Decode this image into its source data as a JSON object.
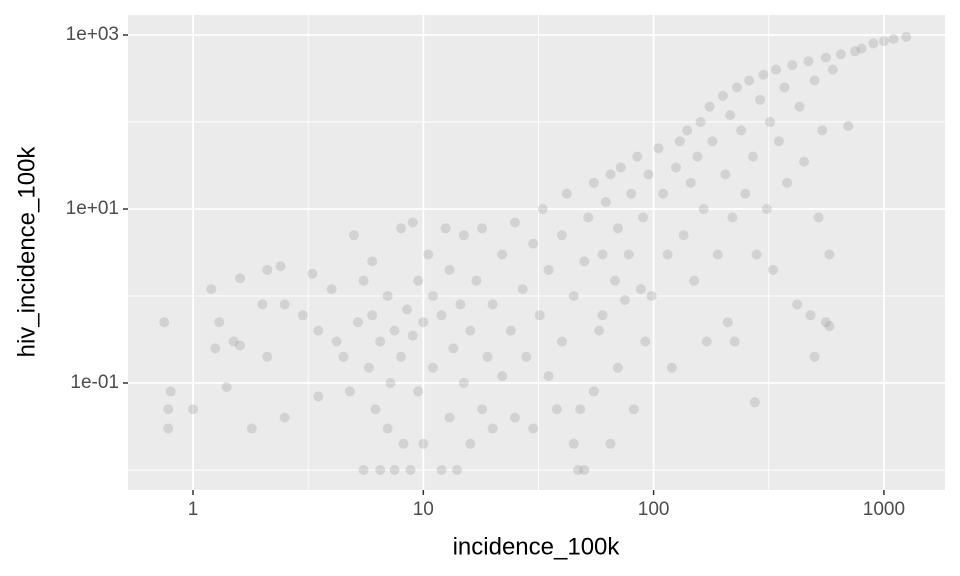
{
  "chart_data": {
    "type": "scatter",
    "x_label": "incidence_100k",
    "y_label": "hiv_incidence_100k",
    "log_x": true,
    "log_y": true,
    "grid": true,
    "color": "#999999",
    "opacity": 0.3,
    "xlim": [
      0.522,
      1842
    ],
    "ylim": [
      0.00589,
      1698
    ],
    "xticks": [
      1,
      10,
      100,
      1000
    ],
    "yticks": [
      {
        "value": 0.1,
        "label": "1e-01"
      },
      {
        "value": 10,
        "label": "1e+01"
      },
      {
        "value": 1000,
        "label": "1e+03"
      }
    ],
    "x": [
      0.75,
      0.78,
      0.8,
      0.78,
      1.0,
      1.2,
      1.25,
      1.3,
      1.4,
      1.5,
      1.6,
      1.6,
      1.8,
      2,
      2.1,
      2.1,
      2.4,
      2.5,
      2.5,
      3,
      3.3,
      3.5,
      3.5,
      4,
      4.2,
      4.5,
      4.8,
      5,
      5.2,
      5.5,
      5.5,
      5.8,
      6,
      6,
      6.2,
      6.5,
      6.5,
      7,
      7,
      7.2,
      7.5,
      7.5,
      8,
      8,
      8.2,
      8.5,
      8.8,
      9,
      9,
      9.5,
      9.5,
      10,
      10,
      10.5,
      11,
      11,
      12,
      12,
      12.5,
      13,
      13,
      13.5,
      14,
      14.5,
      15,
      15,
      16,
      16,
      17,
      18,
      18,
      19,
      20,
      20,
      22,
      22,
      24,
      25,
      25,
      27,
      28,
      30,
      30,
      32,
      33,
      35,
      35,
      38,
      40,
      40,
      42,
      45,
      45,
      47,
      48,
      50,
      50,
      52,
      55,
      55,
      58,
      60,
      60,
      62,
      65,
      65,
      68,
      70,
      70,
      72,
      75,
      78,
      80,
      82,
      85,
      88,
      90,
      92,
      95,
      98,
      105,
      110,
      115,
      120,
      125,
      130,
      135,
      140,
      145,
      150,
      155,
      160,
      165,
      170,
      175,
      180,
      190,
      200,
      205,
      210,
      215,
      220,
      225,
      230,
      240,
      250,
      260,
      270,
      275,
      280,
      290,
      300,
      310,
      320,
      330,
      340,
      350,
      370,
      380,
      400,
      420,
      430,
      450,
      470,
      480,
      500,
      500,
      520,
      540,
      560,
      580,
      600,
      650,
      700,
      750,
      800,
      900,
      1000,
      1100,
      1250,
      580,
      560
    ],
    "values": [
      0.5,
      0.03,
      0.08,
      0.05,
      0.05,
      1.2,
      0.25,
      0.5,
      0.09,
      0.3,
      1.6,
      0.27,
      0.03,
      0.8,
      0.2,
      2,
      2.2,
      0.04,
      0.8,
      0.6,
      1.8,
      0.4,
      0.07,
      1.2,
      0.3,
      0.2,
      0.08,
      5,
      0.5,
      1.5,
      0.01,
      0.15,
      0.6,
      2.5,
      0.05,
      0.01,
      0.3,
      1,
      0.03,
      0.1,
      0.4,
      0.01,
      6,
      0.2,
      0.02,
      0.7,
      0.01,
      7,
      0.35,
      1.5,
      0.08,
      0.5,
      0.02,
      3,
      0.15,
      1,
      0.01,
      0.6,
      6,
      0.04,
      2,
      0.25,
      0.01,
      0.8,
      0.1,
      5,
      0.4,
      0.02,
      1.5,
      0.05,
      6,
      0.2,
      0.8,
      0.03,
      3,
      0.12,
      0.4,
      7,
      0.04,
      1.2,
      0.2,
      4,
      0.03,
      0.6,
      10,
      2,
      0.12,
      0.05,
      5,
      0.3,
      15,
      1,
      0.02,
      0.01,
      0.05,
      2.5,
      0.01,
      8,
      0.08,
      20,
      0.4,
      3,
      0.6,
      12,
      25,
      0.02,
      1.5,
      6,
      0.15,
      30,
      0.9,
      3,
      15,
      0.05,
      40,
      1.2,
      8,
      0.3,
      25,
      1,
      50,
      15,
      3,
      0.15,
      30,
      60,
      5,
      80,
      20,
      1.5,
      40,
      100,
      10,
      0.3,
      150,
      60,
      3,
      200,
      25,
      0.5,
      120,
      8,
      0.3,
      250,
      80,
      15,
      300,
      40,
      0.06,
      3,
      180,
      350,
      10,
      100,
      2,
      400,
      60,
      250,
      20,
      450,
      0.8,
      150,
      35,
      500,
      0.6,
      0.2,
      300,
      8,
      80,
      550,
      0.45,
      400,
      600,
      90,
      650,
      700,
      800,
      850,
      900,
      950,
      3,
      0.5
    ]
  }
}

# GIVEN INSTRUCTION
Return the listing above word for word, with the pictures removed.

# EXERCISE SOLUTION
Decode this image into its source data as a JSON object.
{
  "chart_data": {
    "type": "scatter",
    "x_label": "incidence_100k",
    "y_label": "hiv_incidence_100k",
    "log_x": true,
    "log_y": true,
    "grid": true,
    "color": "#999999",
    "opacity": 0.3,
    "xlim": [
      0.522,
      1842
    ],
    "ylim": [
      0.00589,
      1698
    ],
    "xticks": [
      1,
      10,
      100,
      1000
    ],
    "yticks": [
      {
        "value": 0.1,
        "label": "1e-01"
      },
      {
        "value": 10,
        "label": "1e+01"
      },
      {
        "value": 1000,
        "label": "1e+03"
      }
    ],
    "x": [
      0.75,
      0.78,
      0.8,
      0.78,
      1.0,
      1.2,
      1.25,
      1.3,
      1.4,
      1.5,
      1.6,
      1.6,
      1.8,
      2,
      2.1,
      2.1,
      2.4,
      2.5,
      2.5,
      3,
      3.3,
      3.5,
      3.5,
      4,
      4.2,
      4.5,
      4.8,
      5,
      5.2,
      5.5,
      5.5,
      5.8,
      6,
      6,
      6.2,
      6.5,
      6.5,
      7,
      7,
      7.2,
      7.5,
      7.5,
      8,
      8,
      8.2,
      8.5,
      8.8,
      9,
      9,
      9.5,
      9.5,
      10,
      10,
      10.5,
      11,
      11,
      12,
      12,
      12.5,
      13,
      13,
      13.5,
      14,
      14.5,
      15,
      15,
      16,
      16,
      17,
      18,
      18,
      19,
      20,
      20,
      22,
      22,
      24,
      25,
      25,
      27,
      28,
      30,
      30,
      32,
      33,
      35,
      35,
      38,
      40,
      40,
      42,
      45,
      45,
      47,
      48,
      50,
      50,
      52,
      55,
      55,
      58,
      60,
      60,
      62,
      65,
      65,
      68,
      70,
      70,
      72,
      75,
      78,
      80,
      82,
      85,
      88,
      90,
      92,
      95,
      98,
      105,
      110,
      115,
      120,
      125,
      130,
      135,
      140,
      145,
      150,
      155,
      160,
      165,
      170,
      175,
      180,
      190,
      200,
      205,
      210,
      215,
      220,
      225,
      230,
      240,
      250,
      260,
      270,
      275,
      280,
      290,
      300,
      310,
      320,
      330,
      340,
      350,
      370,
      380,
      400,
      420,
      430,
      450,
      470,
      480,
      500,
      500,
      520,
      540,
      560,
      580,
      600,
      650,
      700,
      750,
      800,
      900,
      1000,
      1100,
      1250,
      580,
      560
    ],
    "values": [
      0.5,
      0.03,
      0.08,
      0.05,
      0.05,
      1.2,
      0.25,
      0.5,
      0.09,
      0.3,
      1.6,
      0.27,
      0.03,
      0.8,
      0.2,
      2,
      2.2,
      0.04,
      0.8,
      0.6,
      1.8,
      0.4,
      0.07,
      1.2,
      0.3,
      0.2,
      0.08,
      5,
      0.5,
      1.5,
      0.01,
      0.15,
      0.6,
      2.5,
      0.05,
      0.01,
      0.3,
      1,
      0.03,
      0.1,
      0.4,
      0.01,
      6,
      0.2,
      0.02,
      0.7,
      0.01,
      7,
      0.35,
      1.5,
      0.08,
      0.5,
      0.02,
      3,
      0.15,
      1,
      0.01,
      0.6,
      6,
      0.04,
      2,
      0.25,
      0.01,
      0.8,
      0.1,
      5,
      0.4,
      0.02,
      1.5,
      0.05,
      6,
      0.2,
      0.8,
      0.03,
      3,
      0.12,
      0.4,
      7,
      0.04,
      1.2,
      0.2,
      4,
      0.03,
      0.6,
      10,
      2,
      0.12,
      0.05,
      5,
      0.3,
      15,
      1,
      0.02,
      0.01,
      0.05,
      2.5,
      0.01,
      8,
      0.08,
      20,
      0.4,
      3,
      0.6,
      12,
      25,
      0.02,
      1.5,
      6,
      0.15,
      30,
      0.9,
      3,
      15,
      0.05,
      40,
      1.2,
      8,
      0.3,
      25,
      1,
      50,
      15,
      3,
      0.15,
      30,
      60,
      5,
      80,
      20,
      1.5,
      40,
      100,
      10,
      0.3,
      150,
      60,
      3,
      200,
      25,
      0.5,
      120,
      8,
      0.3,
      250,
      80,
      15,
      300,
      40,
      0.06,
      3,
      180,
      350,
      10,
      100,
      2,
      400,
      60,
      250,
      20,
      450,
      0.8,
      150,
      35,
      500,
      0.6,
      0.2,
      300,
      8,
      80,
      550,
      0.45,
      400,
      600,
      90,
      650,
      700,
      800,
      850,
      900,
      950,
      3,
      0.5
    ]
  }
}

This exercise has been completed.